Transcribe everything in the data word for word. Pictures are left out.

(Collected data)
• • • • •

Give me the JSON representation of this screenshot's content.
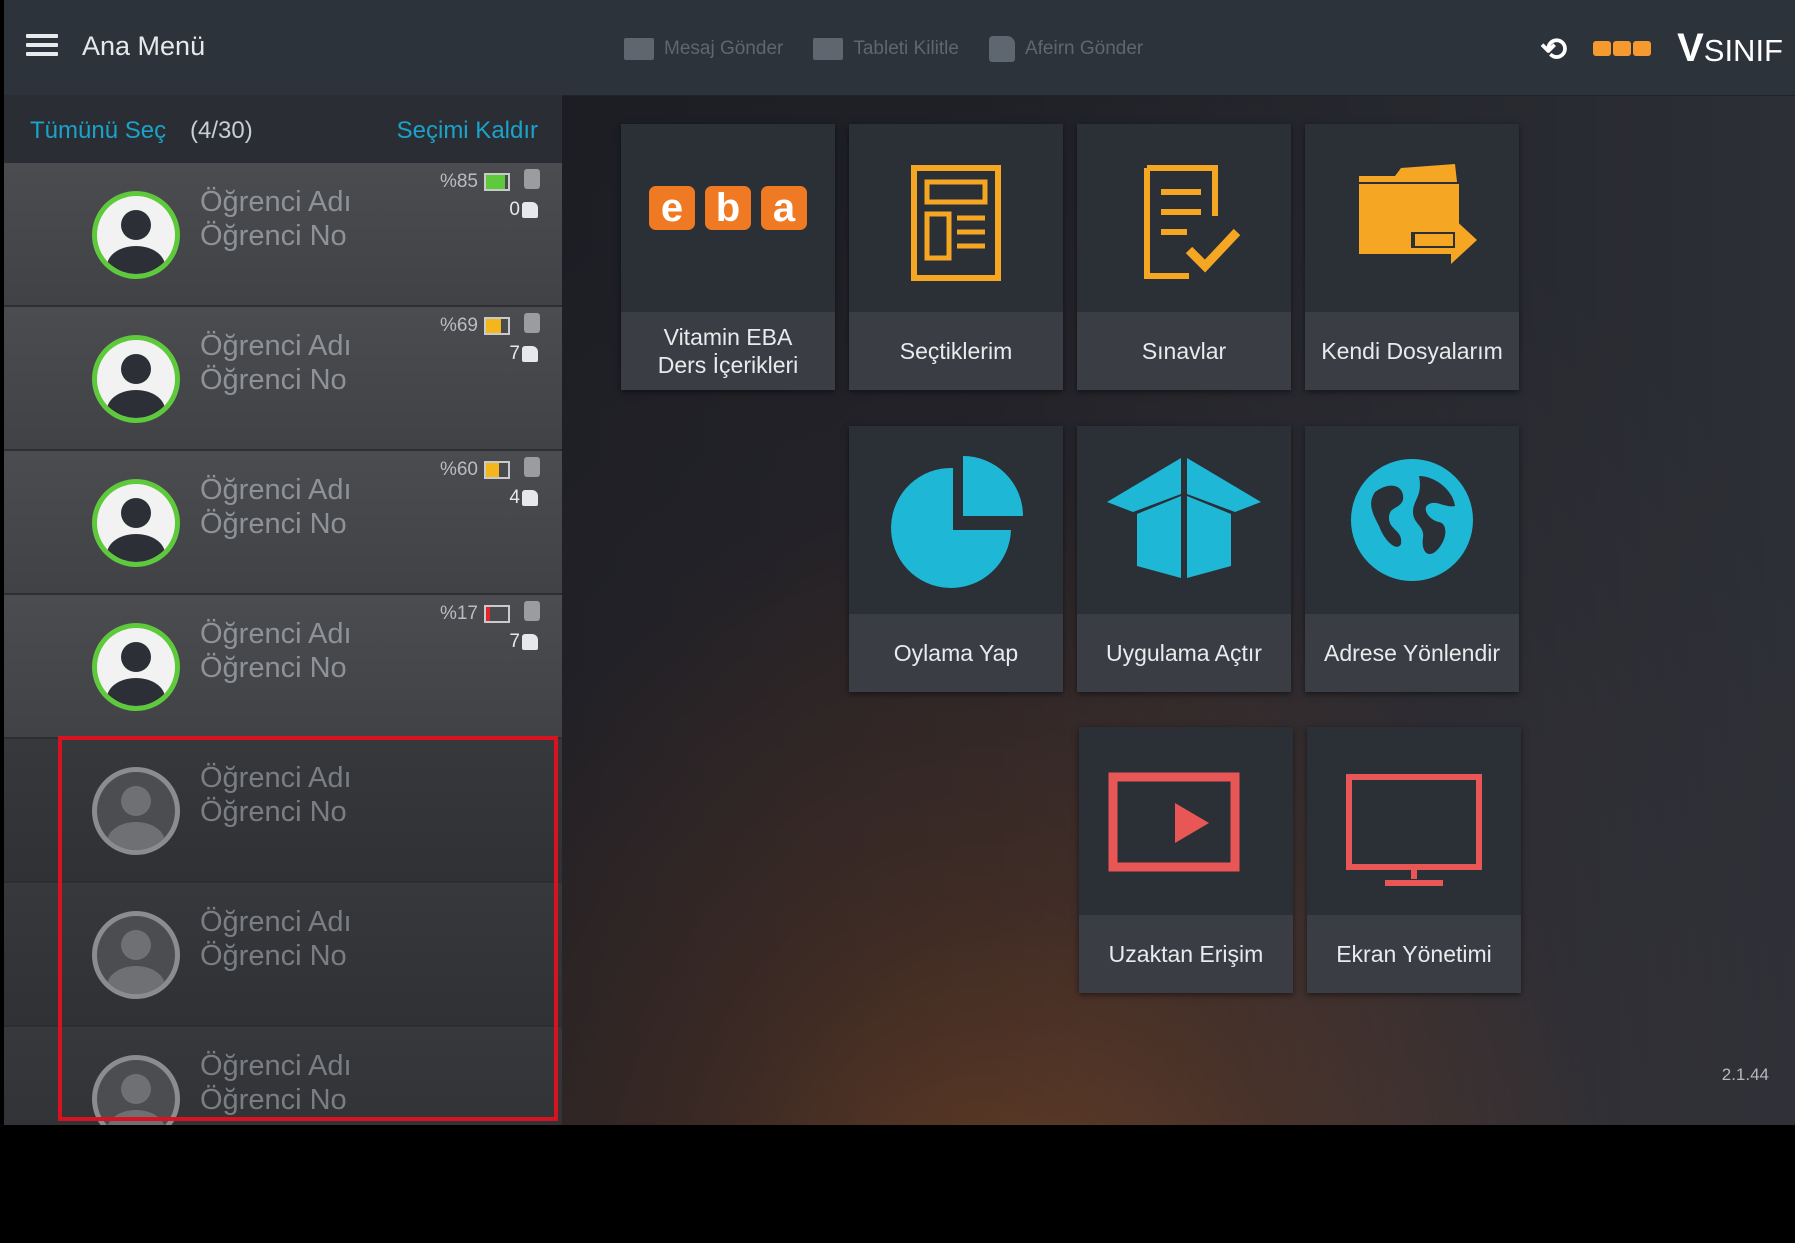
{
  "topbar": {
    "menu_title": "Ana Menü",
    "actions": [
      {
        "label": "Mesaj Gönder",
        "icon": "mail-icon"
      },
      {
        "label": "Tableti Kilitle",
        "icon": "tablet-lock-icon"
      },
      {
        "label": "Afeirn Gönder",
        "icon": "thumb-up-icon"
      }
    ],
    "history_glyph": "⟲",
    "brand": "SINIF",
    "brand_mark": "V"
  },
  "sidebar": {
    "select_all": "Tümünü Seç",
    "count": "(4/30)",
    "clear_selection": "Seçimi Kaldır",
    "students": [
      {
        "name": "Öğrenci Adı",
        "no": "Öğrenci No",
        "battery": "%85",
        "battery_level": 0.85,
        "battery_color": "#5ec93a",
        "likes": "0",
        "online": true
      },
      {
        "name": "Öğrenci Adı",
        "no": "Öğrenci No",
        "battery": "%69",
        "battery_level": 0.69,
        "battery_color": "#f5b51c",
        "likes": "7",
        "online": true
      },
      {
        "name": "Öğrenci Adı",
        "no": "Öğrenci No",
        "battery": "%60",
        "battery_level": 0.6,
        "battery_color": "#f5b51c",
        "likes": "4",
        "online": true
      },
      {
        "name": "Öğrenci Adı",
        "no": "Öğrenci No",
        "battery": "%17",
        "battery_level": 0.17,
        "battery_color": "#e3262b",
        "likes": "7",
        "online": true
      },
      {
        "name": "Öğrenci Adı",
        "no": "Öğrenci No",
        "online": false
      },
      {
        "name": "Öğrenci Adı",
        "no": "Öğrenci No",
        "online": false
      },
      {
        "name": "Öğrenci Adı",
        "no": "Öğrenci No",
        "online": false
      }
    ]
  },
  "tiles": {
    "eba": {
      "label": "Vitamin EBA\nDers İçerikleri",
      "icon": "eba-logo-icon",
      "logo_text": "eba"
    },
    "secimler": {
      "label": "Seçtiklerim",
      "icon": "document-layout-icon"
    },
    "sinavlar": {
      "label": "Sınavlar",
      "icon": "exam-check-icon"
    },
    "dosyalar": {
      "label": "Kendi Dosyalarım",
      "icon": "folder-share-icon"
    },
    "oylama": {
      "label": "Oylama Yap",
      "icon": "pie-chart-icon"
    },
    "uygulama": {
      "label": "Uygulama Açtır",
      "icon": "open-box-icon"
    },
    "adres": {
      "label": "Adrese Yönlendir",
      "icon": "globe-icon"
    },
    "uzaktan": {
      "label": "Uzaktan Erişim",
      "icon": "play-screen-icon"
    },
    "ekran": {
      "label": "Ekran Yönetimi",
      "icon": "monitor-icon"
    }
  },
  "colors": {
    "accent": "#1aa3c9",
    "orange": "#f5a623",
    "cyan": "#1eb8d6",
    "red": "#e85656"
  },
  "version": "2.1.44"
}
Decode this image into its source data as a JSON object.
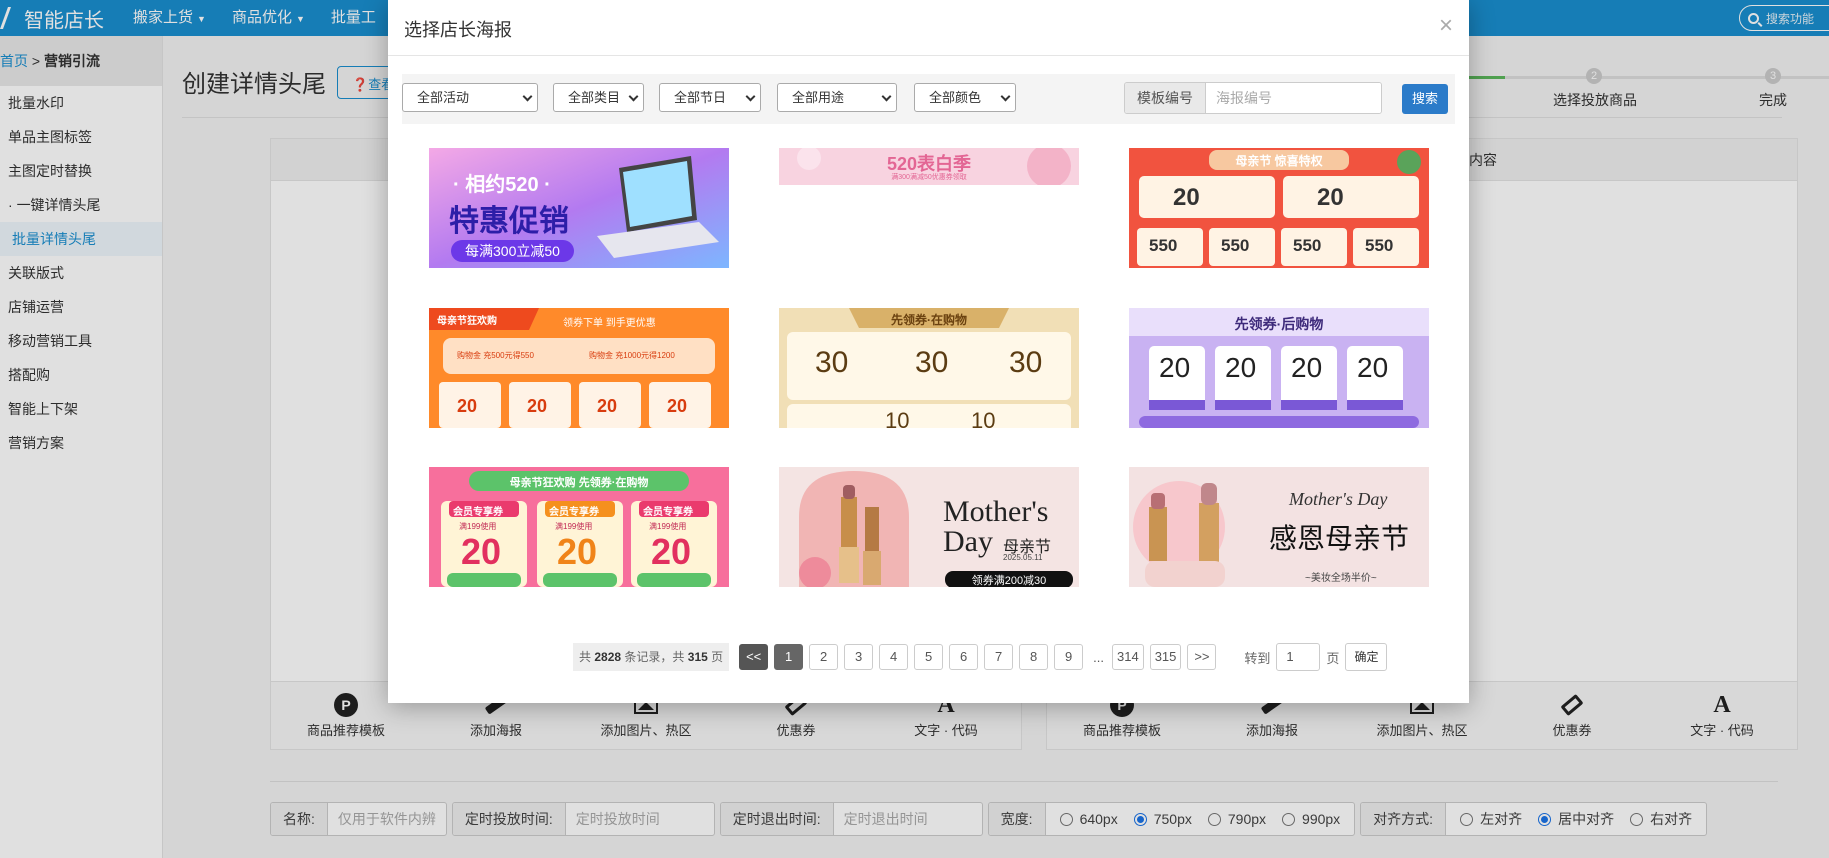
{
  "app": {
    "title": "智能店长",
    "nav": [
      {
        "label": "搬家上货",
        "has_dropdown": true
      },
      {
        "label": "商品优化",
        "has_dropdown": true
      },
      {
        "label": "批量工",
        "has_dropdown": false
      }
    ],
    "search_placeholder": "搜索功能",
    "brand_color": "#1a8fd0"
  },
  "breadcrumb": {
    "home": "首页",
    "separator": ">",
    "current": "营销引流"
  },
  "sidebar": {
    "items": [
      {
        "label": "批量水印"
      },
      {
        "label": "单品主图标签"
      },
      {
        "label": "主图定时替换"
      },
      {
        "label": "一键详情头尾"
      },
      {
        "label": "批量详情头尾",
        "active": true
      },
      {
        "label": "关联版式"
      },
      {
        "label": "店铺运营"
      },
      {
        "label": "移动营销工具"
      },
      {
        "label": "搭配购"
      },
      {
        "label": "智能上下架"
      },
      {
        "label": "营销方案"
      }
    ]
  },
  "main": {
    "page_title": "创建详情头尾",
    "help_label": "查看",
    "steps": [
      {
        "number": "2",
        "label": "选择投放商品"
      },
      {
        "number": "3",
        "label": "完成"
      }
    ],
    "right_panel_header": "内容",
    "tools": [
      {
        "icon": "parking-icon",
        "label": "商品推荐模板"
      },
      {
        "icon": "pen-icon",
        "label": "添加海报"
      },
      {
        "icon": "image-icon",
        "label": "添加图片、热区"
      },
      {
        "icon": "ticket-icon",
        "label": "优惠券"
      },
      {
        "icon": "text-icon",
        "label": "文字 · 代码"
      }
    ],
    "form": {
      "name_label": "名称:",
      "name_placeholder": "仅用于软件内辨",
      "start_label": "定时投放时间:",
      "start_placeholder": "定时投放时间",
      "end_label": "定时退出时间:",
      "end_placeholder": "定时退出时间",
      "width_label": "宽度:",
      "width_options": [
        {
          "label": "640px",
          "selected": false
        },
        {
          "label": "750px",
          "selected": true
        },
        {
          "label": "790px",
          "selected": false
        },
        {
          "label": "990px",
          "selected": false
        }
      ],
      "align_label": "对齐方式:",
      "align_options": [
        {
          "label": "左对齐",
          "selected": false
        },
        {
          "label": "居中对齐",
          "selected": true
        },
        {
          "label": "右对齐",
          "selected": false
        }
      ]
    }
  },
  "modal": {
    "title": "选择店长海报",
    "close_glyph": "×",
    "filters": [
      "全部活动",
      "全部类目",
      "全部节日",
      "全部用途",
      "全部颜色"
    ],
    "code_label": "模板编号",
    "code_placeholder": "海报编号",
    "search_label": "搜索",
    "posters": [
      {
        "kind": "promo-laptop",
        "lines": [
          "· 相约520 ·",
          "特惠促销",
          "每满300立减50"
        ]
      },
      {
        "kind": "confession",
        "lines": [
          "520表白季",
          "满300满减50优惠券领取"
        ]
      },
      {
        "kind": "mothers-coupon-red",
        "lines": [
          "母亲节 惊喜特权",
          "20",
          "20",
          "550",
          "550",
          "550",
          "550"
        ]
      },
      {
        "kind": "orange-coupon",
        "lines": [
          "母亲节狂欢购",
          "领券下单 到手更优惠",
          "购物金 充500元得550",
          "购物金 充1000元得1200",
          "20",
          "20",
          "20",
          "20"
        ]
      },
      {
        "kind": "gold-coupon",
        "lines": [
          "先领券·在购物",
          "30",
          "30",
          "30",
          "10",
          "10"
        ]
      },
      {
        "kind": "purple-coupon",
        "lines": [
          "先领券·后购物",
          "20",
          "20",
          "20",
          "20"
        ]
      },
      {
        "kind": "pink-member",
        "lines": [
          "母亲节狂欢购 先领券·在购物",
          "会员专享券",
          "会员专享券",
          "会员专享券",
          "满199使用",
          "满199使用",
          "满199使用",
          "20",
          "20",
          "20"
        ]
      },
      {
        "kind": "lipstick-mothers",
        "lines": [
          "Mother's",
          "Day",
          "母亲节",
          "2025.05.11",
          "领券满200减30"
        ]
      },
      {
        "kind": "lipstick-thanks",
        "lines": [
          "Mother's Day",
          "感恩母亲节",
          "~美妆全场半价~"
        ]
      }
    ],
    "pager": {
      "info_prefix": "共",
      "total_records": "2828",
      "info_mid": "条记录，共",
      "total_pages": "315",
      "info_suffix": "页",
      "prev": "<<",
      "pages": [
        "1",
        "2",
        "3",
        "4",
        "5",
        "6",
        "7",
        "8",
        "9"
      ],
      "current": "1",
      "ellipsis": "...",
      "last_pages": [
        "314",
        "315"
      ],
      "next": ">>",
      "goto_label": "转到",
      "goto_value": "1",
      "page_unit": "页",
      "confirm": "确定"
    }
  }
}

• • • • •

SOLUTION
Give me the JSON representation of this screenshot's content.
{
  "topbar": {
    "menu_title": "Ana Menü",
    "actions": [
      {
        "label": "Mesaj Gönder",
        "icon": "mail-icon"
      },
      {
        "label": "Tableti Kilitle",
        "icon": "tablet-lock-icon"
      },
      {
        "label": "Afeirn Gönder",
        "icon": "thumb-up-icon"
      }
    ],
    "history_glyph": "⟲",
    "brand": "SINIF",
    "brand_mark": "V"
  },
  "sidebar": {
    "select_all": "Tümünü Seç",
    "count": "(4/30)",
    "clear_selection": "Seçimi Kaldır",
    "students": [
      {
        "name": "Öğrenci Adı",
        "no": "Öğrenci No",
        "battery": "%85",
        "battery_level": 0.85,
        "battery_color": "#5ec93a",
        "likes": "0",
        "online": true
      },
      {
        "name": "Öğrenci Adı",
        "no": "Öğrenci No",
        "battery": "%69",
        "battery_level": 0.69,
        "battery_color": "#f5b51c",
        "likes": "7",
        "online": true
      },
      {
        "name": "Öğrenci Adı",
        "no": "Öğrenci No",
        "battery": "%60",
        "battery_level": 0.6,
        "battery_color": "#f5b51c",
        "likes": "4",
        "online": true
      },
      {
        "name": "Öğrenci Adı",
        "no": "Öğrenci No",
        "battery": "%17",
        "battery_level": 0.17,
        "battery_color": "#e3262b",
        "likes": "7",
        "online": true
      },
      {
        "name": "Öğrenci Adı",
        "no": "Öğrenci No",
        "online": false
      },
      {
        "name": "Öğrenci Adı",
        "no": "Öğrenci No",
        "online": false
      },
      {
        "name": "Öğrenci Adı",
        "no": "Öğrenci No",
        "online": false
      }
    ]
  },
  "tiles": {
    "eba": {
      "label": "Vitamin EBA\nDers İçerikleri",
      "icon": "eba-logo-icon",
      "logo_text": "eba"
    },
    "secimler": {
      "label": "Seçtiklerim",
      "icon": "document-layout-icon"
    },
    "sinavlar": {
      "label": "Sınavlar",
      "icon": "exam-check-icon"
    },
    "dosyalar": {
      "label": "Kendi Dosyalarım",
      "icon": "folder-share-icon"
    },
    "oylama": {
      "label": "Oylama Yap",
      "icon": "pie-chart-icon"
    },
    "uygulama": {
      "label": "Uygulama Açtır",
      "icon": "open-box-icon"
    },
    "adres": {
      "label": "Adrese Yönlendir",
      "icon": "globe-icon"
    },
    "uzaktan": {
      "label": "Uzaktan Erişim",
      "icon": "play-screen-icon"
    },
    "ekran": {
      "label": "Ekran Yönetimi",
      "icon": "monitor-icon"
    }
  },
  "colors": {
    "accent": "#1aa3c9",
    "orange": "#f5a623",
    "cyan": "#1eb8d6",
    "red": "#e85656"
  },
  "version": "2.1.44"
}
Decode this image into its source data as a JSON object.
{
  "app": {
    "title": "智能店长",
    "nav": [
      {
        "label": "搬家上货",
        "has_dropdown": true
      },
      {
        "label": "商品优化",
        "has_dropdown": true
      },
      {
        "label": "批量工",
        "has_dropdown": false
      }
    ],
    "search_placeholder": "搜索功能",
    "brand_color": "#1a8fd0"
  },
  "breadcrumb": {
    "home": "首页",
    "separator": ">",
    "current": "营销引流"
  },
  "sidebar": {
    "items": [
      {
        "label": "批量水印"
      },
      {
        "label": "单品主图标签"
      },
      {
        "label": "主图定时替换"
      },
      {
        "label": "一键详情头尾"
      },
      {
        "label": "批量详情头尾",
        "active": true
      },
      {
        "label": "关联版式"
      },
      {
        "label": "店铺运营"
      },
      {
        "label": "移动营销工具"
      },
      {
        "label": "搭配购"
      },
      {
        "label": "智能上下架"
      },
      {
        "label": "营销方案"
      }
    ]
  },
  "main": {
    "page_title": "创建详情头尾",
    "help_label": "查看",
    "steps": [
      {
        "number": "2",
        "label": "选择投放商品"
      },
      {
        "number": "3",
        "label": "完成"
      }
    ],
    "right_panel_header": "内容",
    "tools": [
      {
        "icon": "parking-icon",
        "label": "商品推荐模板"
      },
      {
        "icon": "pen-icon",
        "label": "添加海报"
      },
      {
        "icon": "image-icon",
        "label": "添加图片、热区"
      },
      {
        "icon": "ticket-icon",
        "label": "优惠券"
      },
      {
        "icon": "text-icon",
        "label": "文字 · 代码"
      }
    ],
    "form": {
      "name_label": "名称:",
      "name_placeholder": "仅用于软件内辨",
      "start_label": "定时投放时间:",
      "start_placeholder": "定时投放时间",
      "end_label": "定时退出时间:",
      "end_placeholder": "定时退出时间",
      "width_label": "宽度:",
      "width_options": [
        {
          "label": "640px",
          "selected": false
        },
        {
          "label": "750px",
          "selected": true
        },
        {
          "label": "790px",
          "selected": false
        },
        {
          "label": "990px",
          "selected": false
        }
      ],
      "align_label": "对齐方式:",
      "align_options": [
        {
          "label": "左对齐",
          "selected": false
        },
        {
          "label": "居中对齐",
          "selected": true
        },
        {
          "label": "右对齐",
          "selected": false
        }
      ]
    }
  },
  "modal": {
    "title": "选择店长海报",
    "close_glyph": "×",
    "filters": [
      "全部活动",
      "全部类目",
      "全部节日",
      "全部用途",
      "全部颜色"
    ],
    "code_label": "模板编号",
    "code_placeholder": "海报编号",
    "search_label": "搜索",
    "posters": [
      {
        "kind": "promo-laptop",
        "lines": [
          "· 相约520 ·",
          "特惠促销",
          "每满300立减50"
        ]
      },
      {
        "kind": "confession",
        "lines": [
          "520表白季",
          "满300满减50优惠券领取"
        ]
      },
      {
        "kind": "mothers-coupon-red",
        "lines": [
          "母亲节 惊喜特权",
          "20",
          "20",
          "550",
          "550",
          "550",
          "550"
        ]
      },
      {
        "kind": "orange-coupon",
        "lines": [
          "母亲节狂欢购",
          "领券下单 到手更优惠",
          "购物金 充500元得550",
          "购物金 充1000元得1200",
          "20",
          "20",
          "20",
          "20"
        ]
      },
      {
        "kind": "gold-coupon",
        "lines": [
          "先领券·在购物",
          "30",
          "30",
          "30",
          "10",
          "10"
        ]
      },
      {
        "kind": "purple-coupon",
        "lines": [
          "先领券·后购物",
          "20",
          "20",
          "20",
          "20"
        ]
      },
      {
        "kind": "pink-member",
        "lines": [
          "母亲节狂欢购 先领券·在购物",
          "会员专享券",
          "会员专享券",
          "会员专享券",
          "满199使用",
          "满199使用",
          "满199使用",
          "20",
          "20",
          "20"
        ]
      },
      {
        "kind": "lipstick-mothers",
        "lines": [
          "Mother's",
          "Day",
          "母亲节",
          "2025.05.11",
          "领券满200减30"
        ]
      },
      {
        "kind": "lipstick-thanks",
        "lines": [
          "Mother's Day",
          "感恩母亲节",
          "~美妆全场半价~"
        ]
      }
    ],
    "pager": {
      "info_prefix": "共",
      "total_records": "2828",
      "info_mid": "条记录，共",
      "total_pages": "315",
      "info_suffix": "页",
      "prev": "<<",
      "pages": [
        "1",
        "2",
        "3",
        "4",
        "5",
        "6",
        "7",
        "8",
        "9"
      ],
      "current": "1",
      "ellipsis": "...",
      "last_pages": [
        "314",
        "315"
      ],
      "next": ">>",
      "goto_label": "转到",
      "goto_value": "1",
      "page_unit": "页",
      "confirm": "确定"
    }
  }
}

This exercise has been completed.